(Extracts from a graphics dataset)
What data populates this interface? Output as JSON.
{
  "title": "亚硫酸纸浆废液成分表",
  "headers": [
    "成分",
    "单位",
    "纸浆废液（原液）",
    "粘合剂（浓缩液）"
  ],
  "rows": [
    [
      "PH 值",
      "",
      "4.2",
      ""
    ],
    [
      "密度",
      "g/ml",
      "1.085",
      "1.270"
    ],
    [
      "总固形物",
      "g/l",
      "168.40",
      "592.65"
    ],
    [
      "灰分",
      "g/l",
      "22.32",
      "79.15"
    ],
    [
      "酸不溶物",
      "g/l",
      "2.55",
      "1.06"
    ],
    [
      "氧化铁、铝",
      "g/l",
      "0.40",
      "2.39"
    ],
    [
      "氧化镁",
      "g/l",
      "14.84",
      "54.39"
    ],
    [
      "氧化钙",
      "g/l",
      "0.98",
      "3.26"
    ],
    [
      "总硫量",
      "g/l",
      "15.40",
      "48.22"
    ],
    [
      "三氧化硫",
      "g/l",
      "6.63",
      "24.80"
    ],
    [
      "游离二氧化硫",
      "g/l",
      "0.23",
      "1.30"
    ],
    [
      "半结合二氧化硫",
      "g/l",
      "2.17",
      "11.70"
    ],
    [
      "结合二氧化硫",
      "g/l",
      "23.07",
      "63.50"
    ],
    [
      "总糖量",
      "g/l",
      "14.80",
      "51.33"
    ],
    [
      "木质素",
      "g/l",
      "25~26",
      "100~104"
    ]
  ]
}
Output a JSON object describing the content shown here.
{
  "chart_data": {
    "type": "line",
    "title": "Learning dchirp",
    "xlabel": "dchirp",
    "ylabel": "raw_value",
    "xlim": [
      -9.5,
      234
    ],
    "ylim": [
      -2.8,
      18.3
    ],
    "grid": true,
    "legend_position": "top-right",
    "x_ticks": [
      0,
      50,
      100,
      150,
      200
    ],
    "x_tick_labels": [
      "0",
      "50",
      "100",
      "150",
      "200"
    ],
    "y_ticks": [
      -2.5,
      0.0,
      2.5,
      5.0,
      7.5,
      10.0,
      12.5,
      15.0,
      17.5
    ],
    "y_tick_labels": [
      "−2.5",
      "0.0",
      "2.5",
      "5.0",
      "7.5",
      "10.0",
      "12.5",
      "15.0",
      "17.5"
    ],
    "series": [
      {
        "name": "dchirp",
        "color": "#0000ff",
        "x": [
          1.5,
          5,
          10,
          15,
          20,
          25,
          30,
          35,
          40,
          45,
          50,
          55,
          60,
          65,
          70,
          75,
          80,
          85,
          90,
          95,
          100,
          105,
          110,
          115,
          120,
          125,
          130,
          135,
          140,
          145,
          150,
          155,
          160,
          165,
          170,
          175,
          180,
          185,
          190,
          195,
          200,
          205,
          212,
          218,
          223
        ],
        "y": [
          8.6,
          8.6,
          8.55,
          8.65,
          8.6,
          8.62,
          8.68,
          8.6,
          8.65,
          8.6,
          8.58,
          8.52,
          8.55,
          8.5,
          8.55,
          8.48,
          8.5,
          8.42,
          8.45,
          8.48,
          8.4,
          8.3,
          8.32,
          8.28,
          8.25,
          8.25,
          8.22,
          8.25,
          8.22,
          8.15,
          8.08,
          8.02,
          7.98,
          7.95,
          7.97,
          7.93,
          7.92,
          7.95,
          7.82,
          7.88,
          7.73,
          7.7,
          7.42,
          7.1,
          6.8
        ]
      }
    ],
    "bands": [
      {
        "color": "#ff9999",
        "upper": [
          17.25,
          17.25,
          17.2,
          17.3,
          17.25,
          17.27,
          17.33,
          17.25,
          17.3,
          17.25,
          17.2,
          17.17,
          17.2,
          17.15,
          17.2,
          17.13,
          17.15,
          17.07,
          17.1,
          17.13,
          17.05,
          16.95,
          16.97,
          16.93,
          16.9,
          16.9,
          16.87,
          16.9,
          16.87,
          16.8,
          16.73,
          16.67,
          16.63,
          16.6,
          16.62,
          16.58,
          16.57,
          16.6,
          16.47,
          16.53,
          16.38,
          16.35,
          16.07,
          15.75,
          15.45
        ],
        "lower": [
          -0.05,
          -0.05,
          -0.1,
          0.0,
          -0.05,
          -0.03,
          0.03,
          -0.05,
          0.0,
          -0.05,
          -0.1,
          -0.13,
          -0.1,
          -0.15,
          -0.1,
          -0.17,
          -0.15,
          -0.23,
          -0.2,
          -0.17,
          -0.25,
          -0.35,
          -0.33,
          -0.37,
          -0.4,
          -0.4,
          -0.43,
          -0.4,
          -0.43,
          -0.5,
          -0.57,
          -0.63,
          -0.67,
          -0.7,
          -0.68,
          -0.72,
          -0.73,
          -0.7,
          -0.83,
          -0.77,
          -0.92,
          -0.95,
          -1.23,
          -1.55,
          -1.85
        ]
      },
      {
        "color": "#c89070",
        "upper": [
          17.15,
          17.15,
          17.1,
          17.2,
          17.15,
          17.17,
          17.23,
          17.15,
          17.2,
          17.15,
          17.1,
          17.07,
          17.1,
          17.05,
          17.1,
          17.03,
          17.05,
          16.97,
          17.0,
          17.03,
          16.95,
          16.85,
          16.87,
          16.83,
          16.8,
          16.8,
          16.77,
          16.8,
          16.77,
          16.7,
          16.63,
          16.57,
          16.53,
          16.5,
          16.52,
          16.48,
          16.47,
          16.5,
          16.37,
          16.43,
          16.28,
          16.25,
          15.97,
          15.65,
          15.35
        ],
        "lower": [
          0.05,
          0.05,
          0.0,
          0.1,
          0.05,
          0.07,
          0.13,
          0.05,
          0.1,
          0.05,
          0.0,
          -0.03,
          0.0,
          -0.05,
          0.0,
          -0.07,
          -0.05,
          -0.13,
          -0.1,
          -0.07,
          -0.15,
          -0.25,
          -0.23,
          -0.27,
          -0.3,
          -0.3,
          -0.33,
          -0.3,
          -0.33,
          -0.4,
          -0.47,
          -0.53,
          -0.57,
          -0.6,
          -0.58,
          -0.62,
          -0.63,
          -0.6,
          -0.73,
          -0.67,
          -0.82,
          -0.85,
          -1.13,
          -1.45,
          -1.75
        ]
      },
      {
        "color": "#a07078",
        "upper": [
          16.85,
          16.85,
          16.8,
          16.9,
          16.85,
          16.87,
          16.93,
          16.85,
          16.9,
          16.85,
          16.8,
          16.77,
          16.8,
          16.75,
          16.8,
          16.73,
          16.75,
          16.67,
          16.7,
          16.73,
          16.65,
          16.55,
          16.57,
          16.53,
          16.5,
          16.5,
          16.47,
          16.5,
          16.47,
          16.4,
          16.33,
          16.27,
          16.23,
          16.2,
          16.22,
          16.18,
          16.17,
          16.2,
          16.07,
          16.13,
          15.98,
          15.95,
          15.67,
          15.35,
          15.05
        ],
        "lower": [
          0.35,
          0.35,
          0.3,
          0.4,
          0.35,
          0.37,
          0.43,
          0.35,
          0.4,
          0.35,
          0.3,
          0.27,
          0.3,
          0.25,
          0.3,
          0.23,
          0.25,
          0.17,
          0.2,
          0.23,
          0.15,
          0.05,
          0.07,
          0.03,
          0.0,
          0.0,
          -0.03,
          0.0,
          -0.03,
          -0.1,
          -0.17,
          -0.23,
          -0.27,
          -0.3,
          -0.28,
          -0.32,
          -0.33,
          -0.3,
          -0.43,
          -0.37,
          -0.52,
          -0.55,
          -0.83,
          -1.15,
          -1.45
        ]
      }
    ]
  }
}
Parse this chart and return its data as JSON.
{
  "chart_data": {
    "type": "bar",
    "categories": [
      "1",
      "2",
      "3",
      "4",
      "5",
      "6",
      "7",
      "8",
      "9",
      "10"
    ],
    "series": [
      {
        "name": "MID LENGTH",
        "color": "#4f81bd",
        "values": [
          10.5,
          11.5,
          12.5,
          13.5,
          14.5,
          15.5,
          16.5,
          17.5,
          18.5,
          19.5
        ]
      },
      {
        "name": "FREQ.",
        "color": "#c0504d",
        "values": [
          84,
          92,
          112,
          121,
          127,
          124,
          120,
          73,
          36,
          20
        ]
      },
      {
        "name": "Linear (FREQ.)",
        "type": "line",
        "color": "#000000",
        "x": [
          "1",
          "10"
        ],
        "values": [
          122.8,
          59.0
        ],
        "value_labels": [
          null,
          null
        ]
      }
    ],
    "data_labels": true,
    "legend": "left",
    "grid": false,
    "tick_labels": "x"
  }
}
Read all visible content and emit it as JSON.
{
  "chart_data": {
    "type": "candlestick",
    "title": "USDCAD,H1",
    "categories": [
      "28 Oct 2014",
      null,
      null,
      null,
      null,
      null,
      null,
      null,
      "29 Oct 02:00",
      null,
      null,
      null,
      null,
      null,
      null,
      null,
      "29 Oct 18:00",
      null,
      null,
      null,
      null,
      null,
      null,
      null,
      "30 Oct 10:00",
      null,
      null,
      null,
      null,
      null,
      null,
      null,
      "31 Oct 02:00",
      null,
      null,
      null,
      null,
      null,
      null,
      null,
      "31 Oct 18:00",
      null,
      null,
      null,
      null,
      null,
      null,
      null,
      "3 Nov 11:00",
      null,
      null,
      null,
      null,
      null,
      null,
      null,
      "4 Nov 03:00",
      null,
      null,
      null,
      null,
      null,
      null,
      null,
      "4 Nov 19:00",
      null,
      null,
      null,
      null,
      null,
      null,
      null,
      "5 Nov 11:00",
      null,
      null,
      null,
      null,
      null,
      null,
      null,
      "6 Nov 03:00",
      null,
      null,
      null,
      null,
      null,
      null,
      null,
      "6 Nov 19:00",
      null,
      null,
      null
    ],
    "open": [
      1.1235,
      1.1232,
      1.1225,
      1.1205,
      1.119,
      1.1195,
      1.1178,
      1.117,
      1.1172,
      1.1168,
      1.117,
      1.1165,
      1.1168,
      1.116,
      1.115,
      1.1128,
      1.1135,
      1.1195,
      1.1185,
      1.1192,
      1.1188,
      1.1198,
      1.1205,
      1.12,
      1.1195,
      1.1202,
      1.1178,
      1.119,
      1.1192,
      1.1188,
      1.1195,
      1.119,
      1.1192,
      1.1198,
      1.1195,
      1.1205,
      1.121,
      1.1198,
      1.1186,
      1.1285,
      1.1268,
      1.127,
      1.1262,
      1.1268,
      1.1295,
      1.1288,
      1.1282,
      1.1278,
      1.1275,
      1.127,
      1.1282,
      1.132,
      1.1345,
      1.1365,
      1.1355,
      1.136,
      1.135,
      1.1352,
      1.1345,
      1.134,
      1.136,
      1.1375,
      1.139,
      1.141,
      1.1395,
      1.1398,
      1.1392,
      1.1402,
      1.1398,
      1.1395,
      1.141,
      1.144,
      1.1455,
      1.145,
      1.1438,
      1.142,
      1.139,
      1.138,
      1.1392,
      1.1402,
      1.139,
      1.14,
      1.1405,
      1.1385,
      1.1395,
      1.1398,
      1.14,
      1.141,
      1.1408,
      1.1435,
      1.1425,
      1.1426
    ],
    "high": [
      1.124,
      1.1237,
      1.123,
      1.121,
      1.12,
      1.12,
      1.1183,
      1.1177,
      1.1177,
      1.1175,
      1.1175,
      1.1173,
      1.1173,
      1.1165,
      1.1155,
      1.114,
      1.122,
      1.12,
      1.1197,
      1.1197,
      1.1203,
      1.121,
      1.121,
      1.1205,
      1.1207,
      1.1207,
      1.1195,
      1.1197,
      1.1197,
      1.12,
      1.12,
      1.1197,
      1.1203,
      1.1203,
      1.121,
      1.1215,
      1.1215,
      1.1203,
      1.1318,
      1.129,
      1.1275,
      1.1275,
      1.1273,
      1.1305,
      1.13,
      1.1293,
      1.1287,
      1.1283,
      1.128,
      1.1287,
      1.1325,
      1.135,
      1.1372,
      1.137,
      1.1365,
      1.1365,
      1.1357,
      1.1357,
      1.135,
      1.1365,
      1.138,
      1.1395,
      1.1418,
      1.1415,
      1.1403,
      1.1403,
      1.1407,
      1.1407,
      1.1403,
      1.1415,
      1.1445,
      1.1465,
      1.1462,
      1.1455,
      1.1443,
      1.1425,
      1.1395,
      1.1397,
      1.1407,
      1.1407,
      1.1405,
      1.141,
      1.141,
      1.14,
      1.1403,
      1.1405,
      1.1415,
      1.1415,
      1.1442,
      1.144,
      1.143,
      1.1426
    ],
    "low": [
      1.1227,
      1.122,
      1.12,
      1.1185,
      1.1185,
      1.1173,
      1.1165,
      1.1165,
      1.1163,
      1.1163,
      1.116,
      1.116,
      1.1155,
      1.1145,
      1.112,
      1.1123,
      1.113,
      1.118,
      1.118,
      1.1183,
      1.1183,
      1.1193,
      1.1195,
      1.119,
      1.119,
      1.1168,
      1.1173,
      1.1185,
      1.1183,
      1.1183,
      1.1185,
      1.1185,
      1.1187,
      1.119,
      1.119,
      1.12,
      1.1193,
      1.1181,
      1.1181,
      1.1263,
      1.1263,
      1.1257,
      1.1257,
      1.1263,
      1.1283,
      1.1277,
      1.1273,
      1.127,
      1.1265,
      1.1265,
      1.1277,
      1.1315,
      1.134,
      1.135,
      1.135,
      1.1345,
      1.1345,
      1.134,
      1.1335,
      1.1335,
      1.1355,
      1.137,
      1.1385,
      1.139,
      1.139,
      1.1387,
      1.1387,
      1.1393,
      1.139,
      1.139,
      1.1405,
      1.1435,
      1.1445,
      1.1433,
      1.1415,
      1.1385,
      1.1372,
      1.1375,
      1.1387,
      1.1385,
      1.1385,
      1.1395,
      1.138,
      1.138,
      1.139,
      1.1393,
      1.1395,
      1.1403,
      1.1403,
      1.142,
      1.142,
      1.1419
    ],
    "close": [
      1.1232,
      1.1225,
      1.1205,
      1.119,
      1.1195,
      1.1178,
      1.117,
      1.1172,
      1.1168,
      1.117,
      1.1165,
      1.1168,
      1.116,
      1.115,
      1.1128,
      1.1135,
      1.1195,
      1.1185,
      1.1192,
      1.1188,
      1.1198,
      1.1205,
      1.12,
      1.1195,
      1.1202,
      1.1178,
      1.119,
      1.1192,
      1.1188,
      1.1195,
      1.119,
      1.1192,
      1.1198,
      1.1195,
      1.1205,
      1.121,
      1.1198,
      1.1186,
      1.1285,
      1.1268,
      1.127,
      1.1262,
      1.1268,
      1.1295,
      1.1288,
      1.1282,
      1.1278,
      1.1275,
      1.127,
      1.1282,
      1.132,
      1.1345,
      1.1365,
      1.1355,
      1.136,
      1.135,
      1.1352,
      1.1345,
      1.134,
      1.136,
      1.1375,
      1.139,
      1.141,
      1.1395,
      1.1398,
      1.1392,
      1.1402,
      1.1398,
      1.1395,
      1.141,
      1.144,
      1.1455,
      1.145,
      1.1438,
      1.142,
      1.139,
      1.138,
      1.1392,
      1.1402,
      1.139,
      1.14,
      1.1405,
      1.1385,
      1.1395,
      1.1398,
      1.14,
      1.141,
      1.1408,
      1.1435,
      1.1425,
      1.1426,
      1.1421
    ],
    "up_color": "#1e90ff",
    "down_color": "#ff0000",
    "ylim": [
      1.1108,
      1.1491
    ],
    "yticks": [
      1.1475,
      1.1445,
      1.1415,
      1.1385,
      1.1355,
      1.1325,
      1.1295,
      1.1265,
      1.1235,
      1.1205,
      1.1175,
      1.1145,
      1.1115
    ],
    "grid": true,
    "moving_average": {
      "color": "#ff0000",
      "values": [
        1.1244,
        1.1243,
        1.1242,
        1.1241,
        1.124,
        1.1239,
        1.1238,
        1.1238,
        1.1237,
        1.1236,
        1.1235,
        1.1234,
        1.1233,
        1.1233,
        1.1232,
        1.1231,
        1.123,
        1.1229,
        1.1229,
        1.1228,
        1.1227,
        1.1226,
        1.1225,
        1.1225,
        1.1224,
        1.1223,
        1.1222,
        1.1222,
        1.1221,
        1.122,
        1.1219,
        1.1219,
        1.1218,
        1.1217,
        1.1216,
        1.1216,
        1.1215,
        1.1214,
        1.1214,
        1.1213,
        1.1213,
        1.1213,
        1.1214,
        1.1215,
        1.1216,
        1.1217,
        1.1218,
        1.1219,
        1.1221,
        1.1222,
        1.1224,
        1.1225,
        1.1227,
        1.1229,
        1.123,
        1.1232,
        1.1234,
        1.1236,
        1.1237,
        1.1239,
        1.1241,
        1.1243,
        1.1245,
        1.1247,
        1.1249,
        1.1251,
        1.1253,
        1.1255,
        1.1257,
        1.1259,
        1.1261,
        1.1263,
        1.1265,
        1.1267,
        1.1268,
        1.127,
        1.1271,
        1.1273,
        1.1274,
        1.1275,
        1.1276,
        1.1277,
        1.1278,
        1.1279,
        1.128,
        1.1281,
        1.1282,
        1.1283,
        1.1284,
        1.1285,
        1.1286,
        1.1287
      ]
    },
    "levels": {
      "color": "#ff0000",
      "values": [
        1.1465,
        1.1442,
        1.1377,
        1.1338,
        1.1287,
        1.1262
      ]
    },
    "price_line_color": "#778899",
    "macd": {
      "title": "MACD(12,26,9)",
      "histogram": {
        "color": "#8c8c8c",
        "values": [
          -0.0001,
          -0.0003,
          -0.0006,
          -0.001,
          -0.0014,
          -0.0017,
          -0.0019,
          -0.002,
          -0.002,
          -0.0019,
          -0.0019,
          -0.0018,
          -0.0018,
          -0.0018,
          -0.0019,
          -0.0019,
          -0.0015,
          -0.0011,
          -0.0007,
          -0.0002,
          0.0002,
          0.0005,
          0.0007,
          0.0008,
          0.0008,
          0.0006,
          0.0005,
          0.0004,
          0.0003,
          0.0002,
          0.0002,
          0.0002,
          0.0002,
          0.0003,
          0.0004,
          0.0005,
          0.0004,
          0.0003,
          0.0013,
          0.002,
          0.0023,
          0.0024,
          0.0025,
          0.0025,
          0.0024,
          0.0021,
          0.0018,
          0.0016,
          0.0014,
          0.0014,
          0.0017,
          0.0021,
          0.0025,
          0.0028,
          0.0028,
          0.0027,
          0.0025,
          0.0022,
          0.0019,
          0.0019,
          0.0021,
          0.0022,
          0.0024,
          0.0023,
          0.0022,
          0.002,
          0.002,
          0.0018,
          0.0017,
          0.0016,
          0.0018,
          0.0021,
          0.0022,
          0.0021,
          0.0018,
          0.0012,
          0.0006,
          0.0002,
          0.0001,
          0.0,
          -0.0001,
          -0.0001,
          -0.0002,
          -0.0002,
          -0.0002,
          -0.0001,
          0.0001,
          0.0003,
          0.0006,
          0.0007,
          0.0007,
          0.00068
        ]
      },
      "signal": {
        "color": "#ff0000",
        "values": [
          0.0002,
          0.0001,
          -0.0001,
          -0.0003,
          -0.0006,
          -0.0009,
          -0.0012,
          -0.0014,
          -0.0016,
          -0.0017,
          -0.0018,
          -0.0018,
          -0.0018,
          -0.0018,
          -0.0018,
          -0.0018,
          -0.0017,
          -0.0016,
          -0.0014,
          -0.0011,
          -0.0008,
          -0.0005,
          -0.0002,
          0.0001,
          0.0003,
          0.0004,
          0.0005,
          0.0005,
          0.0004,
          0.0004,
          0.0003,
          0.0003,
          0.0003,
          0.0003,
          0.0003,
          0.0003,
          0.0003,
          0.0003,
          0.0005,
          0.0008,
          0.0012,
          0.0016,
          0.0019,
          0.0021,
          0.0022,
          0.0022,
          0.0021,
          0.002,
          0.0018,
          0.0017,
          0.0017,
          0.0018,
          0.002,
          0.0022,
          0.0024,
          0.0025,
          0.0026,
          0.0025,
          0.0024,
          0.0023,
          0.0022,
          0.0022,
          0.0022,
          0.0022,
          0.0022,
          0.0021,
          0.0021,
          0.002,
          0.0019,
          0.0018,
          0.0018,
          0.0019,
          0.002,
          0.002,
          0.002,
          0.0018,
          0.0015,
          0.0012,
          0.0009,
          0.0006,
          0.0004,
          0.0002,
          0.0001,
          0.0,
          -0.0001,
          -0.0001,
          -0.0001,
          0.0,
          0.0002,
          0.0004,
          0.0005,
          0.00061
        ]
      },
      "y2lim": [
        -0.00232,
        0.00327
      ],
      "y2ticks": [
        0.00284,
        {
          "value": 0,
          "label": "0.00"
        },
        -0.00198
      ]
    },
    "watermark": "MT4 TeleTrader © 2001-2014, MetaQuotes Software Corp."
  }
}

TASK PROMPT: Collect each line holding the string "JSON".

EXERCISE ANSWER:
What data populates this interface? Output as JSON.
Output a JSON object describing the content shown here.
Parse this chart and return its data as JSON.
Read all visible content and emit it as JSON.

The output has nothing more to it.